**THE TASK**. Reproduce all the entries exactly.

**Extracted data entries**.
******************************
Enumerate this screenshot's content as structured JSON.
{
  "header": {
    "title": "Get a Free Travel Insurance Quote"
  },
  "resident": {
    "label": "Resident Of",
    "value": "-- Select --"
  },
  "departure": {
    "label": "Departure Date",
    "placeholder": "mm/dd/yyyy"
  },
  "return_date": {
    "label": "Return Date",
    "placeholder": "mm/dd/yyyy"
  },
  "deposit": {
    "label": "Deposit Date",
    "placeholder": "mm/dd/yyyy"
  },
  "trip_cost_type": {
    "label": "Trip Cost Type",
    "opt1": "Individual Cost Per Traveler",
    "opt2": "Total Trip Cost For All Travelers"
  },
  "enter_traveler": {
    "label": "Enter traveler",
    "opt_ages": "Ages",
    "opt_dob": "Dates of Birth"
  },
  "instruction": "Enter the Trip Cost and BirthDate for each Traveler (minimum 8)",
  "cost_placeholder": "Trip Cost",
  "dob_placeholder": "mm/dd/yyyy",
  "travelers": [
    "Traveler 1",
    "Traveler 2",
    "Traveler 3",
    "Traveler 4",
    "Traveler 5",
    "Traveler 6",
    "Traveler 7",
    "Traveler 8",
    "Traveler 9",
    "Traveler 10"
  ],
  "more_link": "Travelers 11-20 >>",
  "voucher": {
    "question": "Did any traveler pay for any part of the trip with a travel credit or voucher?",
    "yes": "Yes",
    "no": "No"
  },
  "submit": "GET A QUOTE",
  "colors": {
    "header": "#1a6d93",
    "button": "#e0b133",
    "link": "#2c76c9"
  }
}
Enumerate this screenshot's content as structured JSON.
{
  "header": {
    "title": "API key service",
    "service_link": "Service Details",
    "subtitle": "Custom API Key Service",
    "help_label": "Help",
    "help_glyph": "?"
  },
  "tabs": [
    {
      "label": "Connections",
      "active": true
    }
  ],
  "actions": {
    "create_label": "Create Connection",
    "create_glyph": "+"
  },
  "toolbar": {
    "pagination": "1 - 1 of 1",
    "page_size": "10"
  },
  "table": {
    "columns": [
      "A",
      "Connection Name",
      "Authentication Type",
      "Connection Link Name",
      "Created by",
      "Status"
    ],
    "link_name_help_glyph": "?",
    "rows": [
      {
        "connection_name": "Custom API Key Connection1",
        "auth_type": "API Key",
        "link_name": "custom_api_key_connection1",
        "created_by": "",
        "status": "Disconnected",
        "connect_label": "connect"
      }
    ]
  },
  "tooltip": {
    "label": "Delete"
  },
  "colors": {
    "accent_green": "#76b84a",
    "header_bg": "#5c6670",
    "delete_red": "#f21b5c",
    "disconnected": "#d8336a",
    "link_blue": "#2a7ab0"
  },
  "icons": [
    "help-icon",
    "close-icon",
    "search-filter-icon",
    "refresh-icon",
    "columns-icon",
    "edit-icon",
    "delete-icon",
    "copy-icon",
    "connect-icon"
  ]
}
******************************
**OUTPUT FOR THIS TASK**.
Enumerate this screenshot's content as structured JSON.
{
  "header": {
    "title": "Get a Free Travel Insurance Quote"
  },
  "resident": {
    "label": "Resident Of",
    "value": "-- Select --"
  },
  "departure": {
    "label": "Departure Date",
    "placeholder": "mm/dd/yyyy"
  },
  "return_date": {
    "label": "Return Date",
    "placeholder": "mm/dd/yyyy"
  },
  "deposit": {
    "label": "Deposit Date",
    "placeholder": "mm/dd/yyyy"
  },
  "trip_cost_type": {
    "label": "Trip Cost Type",
    "opt1": "Individual Cost Per Traveler",
    "opt2": "Total Trip Cost For All Travelers"
  },
  "enter_traveler": {
    "label": "Enter traveler",
    "opt_ages": "Ages",
    "opt_dob": "Dates of Birth"
  },
  "instruction": "Enter the Trip Cost and BirthDate for each Traveler (minimum 8)",
  "cost_placeholder": "Trip Cost",
  "dob_placeholder": "mm/dd/yyyy",
  "travelers": [
    "Traveler 1",
    "Traveler 2",
    "Traveler 3",
    "Traveler 4",
    "Traveler 5",
    "Traveler 6",
    "Traveler 7",
    "Traveler 8",
    "Traveler 9",
    "Traveler 10"
  ],
  "more_link": "Travelers 11-20 >>",
  "voucher": {
    "question": "Did any traveler pay for any part of the trip with a travel credit or voucher?",
    "yes": "Yes",
    "no": "No"
  },
  "submit": "GET A QUOTE",
  "colors": {
    "header": "#1a6d93",
    "button": "#e0b133",
    "link": "#2c76c9"
  }
}
Enumerate this screenshot's content as structured JSON.
{
  "header": {
    "title": "API key service",
    "service_link": "Service Details",
    "subtitle": "Custom API Key Service",
    "help_label": "Help",
    "help_glyph": "?"
  },
  "tabs": [
    {
      "label": "Connections",
      "active": true
    }
  ],
  "actions": {
    "create_label": "Create Connection",
    "create_glyph": "+"
  },
  "toolbar": {
    "pagination": "1 - 1 of 1",
    "page_size": "10"
  },
  "table": {
    "columns": [
      "A",
      "Connection Name",
      "Authentication Type",
      "Connection Link Name",
      "Created by",
      "Status"
    ],
    "link_name_help_glyph": "?",
    "rows": [
      {
        "connection_name": "Custom API Key Connection1",
        "auth_type": "API Key",
        "link_name": "custom_api_key_connection1",
        "created_by": "",
        "status": "Disconnected",
        "connect_label": "connect"
      }
    ]
  },
  "tooltip": {
    "label": "Delete"
  },
  "colors": {
    "accent_green": "#76b84a",
    "header_bg": "#5c6670",
    "delete_red": "#f21b5c",
    "disconnected": "#d8336a",
    "link_blue": "#2a7ab0"
  },
  "icons": [
    "help-icon",
    "close-icon",
    "search-filter-icon",
    "refresh-icon",
    "columns-icon",
    "edit-icon",
    "delete-icon",
    "copy-icon",
    "connect-icon"
  ]
}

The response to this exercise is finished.